[Dataset listings of figures]
-----
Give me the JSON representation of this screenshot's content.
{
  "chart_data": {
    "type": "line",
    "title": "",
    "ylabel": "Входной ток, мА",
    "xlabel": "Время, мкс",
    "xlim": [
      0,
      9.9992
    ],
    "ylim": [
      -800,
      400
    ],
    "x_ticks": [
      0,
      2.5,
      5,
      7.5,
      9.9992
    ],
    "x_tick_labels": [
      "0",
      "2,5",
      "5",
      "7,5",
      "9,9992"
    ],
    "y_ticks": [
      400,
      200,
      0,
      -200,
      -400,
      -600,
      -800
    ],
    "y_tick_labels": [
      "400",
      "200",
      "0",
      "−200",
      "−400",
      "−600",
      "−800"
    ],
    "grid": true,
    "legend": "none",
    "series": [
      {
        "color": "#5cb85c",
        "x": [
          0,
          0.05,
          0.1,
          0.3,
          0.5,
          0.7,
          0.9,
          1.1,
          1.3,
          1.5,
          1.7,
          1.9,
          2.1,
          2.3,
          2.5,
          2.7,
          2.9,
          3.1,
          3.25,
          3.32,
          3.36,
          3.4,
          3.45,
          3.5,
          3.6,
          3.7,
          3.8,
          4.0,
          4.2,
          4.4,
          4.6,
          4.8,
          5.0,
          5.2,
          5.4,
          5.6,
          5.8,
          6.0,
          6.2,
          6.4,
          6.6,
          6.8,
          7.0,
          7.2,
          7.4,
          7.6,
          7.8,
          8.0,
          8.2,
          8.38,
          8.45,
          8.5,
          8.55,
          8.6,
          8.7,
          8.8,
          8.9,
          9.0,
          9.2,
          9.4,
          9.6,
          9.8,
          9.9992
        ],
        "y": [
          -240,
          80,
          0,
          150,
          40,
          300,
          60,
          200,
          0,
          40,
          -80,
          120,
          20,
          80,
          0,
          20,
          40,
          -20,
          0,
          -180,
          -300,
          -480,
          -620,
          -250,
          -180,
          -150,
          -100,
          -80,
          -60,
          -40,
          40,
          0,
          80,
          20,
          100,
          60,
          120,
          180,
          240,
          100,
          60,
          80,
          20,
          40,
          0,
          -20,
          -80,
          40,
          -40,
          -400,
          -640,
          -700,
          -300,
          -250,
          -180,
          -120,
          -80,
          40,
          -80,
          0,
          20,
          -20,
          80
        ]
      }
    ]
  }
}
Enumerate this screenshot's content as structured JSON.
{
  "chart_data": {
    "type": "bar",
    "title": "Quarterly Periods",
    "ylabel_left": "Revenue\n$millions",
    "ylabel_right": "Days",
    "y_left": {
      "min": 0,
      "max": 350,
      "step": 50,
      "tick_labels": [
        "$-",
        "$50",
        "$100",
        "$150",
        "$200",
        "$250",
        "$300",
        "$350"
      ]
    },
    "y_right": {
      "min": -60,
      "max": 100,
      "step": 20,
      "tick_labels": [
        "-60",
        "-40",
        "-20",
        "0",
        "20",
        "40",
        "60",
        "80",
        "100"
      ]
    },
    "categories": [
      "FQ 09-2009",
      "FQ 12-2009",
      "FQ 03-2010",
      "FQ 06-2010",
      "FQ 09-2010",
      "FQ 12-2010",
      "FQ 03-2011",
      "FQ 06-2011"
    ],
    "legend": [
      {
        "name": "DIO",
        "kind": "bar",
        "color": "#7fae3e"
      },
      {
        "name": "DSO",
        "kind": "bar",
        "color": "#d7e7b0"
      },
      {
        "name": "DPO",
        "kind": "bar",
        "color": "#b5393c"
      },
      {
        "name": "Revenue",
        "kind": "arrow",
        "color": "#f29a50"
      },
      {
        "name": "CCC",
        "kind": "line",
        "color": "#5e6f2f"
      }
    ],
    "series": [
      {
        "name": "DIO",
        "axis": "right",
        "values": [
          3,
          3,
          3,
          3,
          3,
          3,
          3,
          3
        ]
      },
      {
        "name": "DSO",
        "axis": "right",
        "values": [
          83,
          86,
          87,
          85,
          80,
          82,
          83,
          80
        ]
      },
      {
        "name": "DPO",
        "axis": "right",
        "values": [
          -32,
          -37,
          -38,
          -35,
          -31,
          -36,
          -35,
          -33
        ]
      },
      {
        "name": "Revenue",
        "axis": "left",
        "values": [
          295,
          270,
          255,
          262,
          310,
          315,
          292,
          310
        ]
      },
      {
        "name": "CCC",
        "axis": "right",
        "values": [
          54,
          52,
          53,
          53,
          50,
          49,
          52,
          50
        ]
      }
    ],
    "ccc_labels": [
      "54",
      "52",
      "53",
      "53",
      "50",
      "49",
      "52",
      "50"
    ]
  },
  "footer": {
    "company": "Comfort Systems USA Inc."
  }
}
-----
Restate the whole listing exactly.

§ THE RESPONSE
Give me the JSON representation of this screenshot's content.
{
  "chart_data": {
    "type": "line",
    "title": "",
    "ylabel": "Входной ток, мА",
    "xlabel": "Время, мкс",
    "xlim": [
      0,
      9.9992
    ],
    "ylim": [
      -800,
      400
    ],
    "x_ticks": [
      0,
      2.5,
      5,
      7.5,
      9.9992
    ],
    "x_tick_labels": [
      "0",
      "2,5",
      "5",
      "7,5",
      "9,9992"
    ],
    "y_ticks": [
      400,
      200,
      0,
      -200,
      -400,
      -600,
      -800
    ],
    "y_tick_labels": [
      "400",
      "200",
      "0",
      "−200",
      "−400",
      "−600",
      "−800"
    ],
    "grid": true,
    "legend": "none",
    "series": [
      {
        "color": "#5cb85c",
        "x": [
          0,
          0.05,
          0.1,
          0.3,
          0.5,
          0.7,
          0.9,
          1.1,
          1.3,
          1.5,
          1.7,
          1.9,
          2.1,
          2.3,
          2.5,
          2.7,
          2.9,
          3.1,
          3.25,
          3.32,
          3.36,
          3.4,
          3.45,
          3.5,
          3.6,
          3.7,
          3.8,
          4.0,
          4.2,
          4.4,
          4.6,
          4.8,
          5.0,
          5.2,
          5.4,
          5.6,
          5.8,
          6.0,
          6.2,
          6.4,
          6.6,
          6.8,
          7.0,
          7.2,
          7.4,
          7.6,
          7.8,
          8.0,
          8.2,
          8.38,
          8.45,
          8.5,
          8.55,
          8.6,
          8.7,
          8.8,
          8.9,
          9.0,
          9.2,
          9.4,
          9.6,
          9.8,
          9.9992
        ],
        "y": [
          -240,
          80,
          0,
          150,
          40,
          300,
          60,
          200,
          0,
          40,
          -80,
          120,
          20,
          80,
          0,
          20,
          40,
          -20,
          0,
          -180,
          -300,
          -480,
          -620,
          -250,
          -180,
          -150,
          -100,
          -80,
          -60,
          -40,
          40,
          0,
          80,
          20,
          100,
          60,
          120,
          180,
          240,
          100,
          60,
          80,
          20,
          40,
          0,
          -20,
          -80,
          40,
          -40,
          -400,
          -640,
          -700,
          -300,
          -250,
          -180,
          -120,
          -80,
          40,
          -80,
          0,
          20,
          -20,
          80
        ]
      }
    ]
  }
}
Enumerate this screenshot's content as structured JSON.
{
  "chart_data": {
    "type": "bar",
    "title": "Quarterly Periods",
    "ylabel_left": "Revenue\n$millions",
    "ylabel_right": "Days",
    "y_left": {
      "min": 0,
      "max": 350,
      "step": 50,
      "tick_labels": [
        "$-",
        "$50",
        "$100",
        "$150",
        "$200",
        "$250",
        "$300",
        "$350"
      ]
    },
    "y_right": {
      "min": -60,
      "max": 100,
      "step": 20,
      "tick_labels": [
        "-60",
        "-40",
        "-20",
        "0",
        "20",
        "40",
        "60",
        "80",
        "100"
      ]
    },
    "categories": [
      "FQ 09-2009",
      "FQ 12-2009",
      "FQ 03-2010",
      "FQ 06-2010",
      "FQ 09-2010",
      "FQ 12-2010",
      "FQ 03-2011",
      "FQ 06-2011"
    ],
    "legend": [
      {
        "name": "DIO",
        "kind": "bar",
        "color": "#7fae3e"
      },
      {
        "name": "DSO",
        "kind": "bar",
        "color": "#d7e7b0"
      },
      {
        "name": "DPO",
        "kind": "bar",
        "color": "#b5393c"
      },
      {
        "name": "Revenue",
        "kind": "arrow",
        "color": "#f29a50"
      },
      {
        "name": "CCC",
        "kind": "line",
        "color": "#5e6f2f"
      }
    ],
    "series": [
      {
        "name": "DIO",
        "axis": "right",
        "values": [
          3,
          3,
          3,
          3,
          3,
          3,
          3,
          3
        ]
      },
      {
        "name": "DSO",
        "axis": "right",
        "values": [
          83,
          86,
          87,
          85,
          80,
          82,
          83,
          80
        ]
      },
      {
        "name": "DPO",
        "axis": "right",
        "values": [
          -32,
          -37,
          -38,
          -35,
          -31,
          -36,
          -35,
          -33
        ]
      },
      {
        "name": "Revenue",
        "axis": "left",
        "values": [
          295,
          270,
          255,
          262,
          310,
          315,
          292,
          310
        ]
      },
      {
        "name": "CCC",
        "axis": "right",
        "values": [
          54,
          52,
          53,
          53,
          50,
          49,
          52,
          50
        ]
      }
    ],
    "ccc_labels": [
      "54",
      "52",
      "53",
      "53",
      "50",
      "49",
      "52",
      "50"
    ]
  },
  "footer": {
    "company": "Comfort Systems USA Inc."
  }
}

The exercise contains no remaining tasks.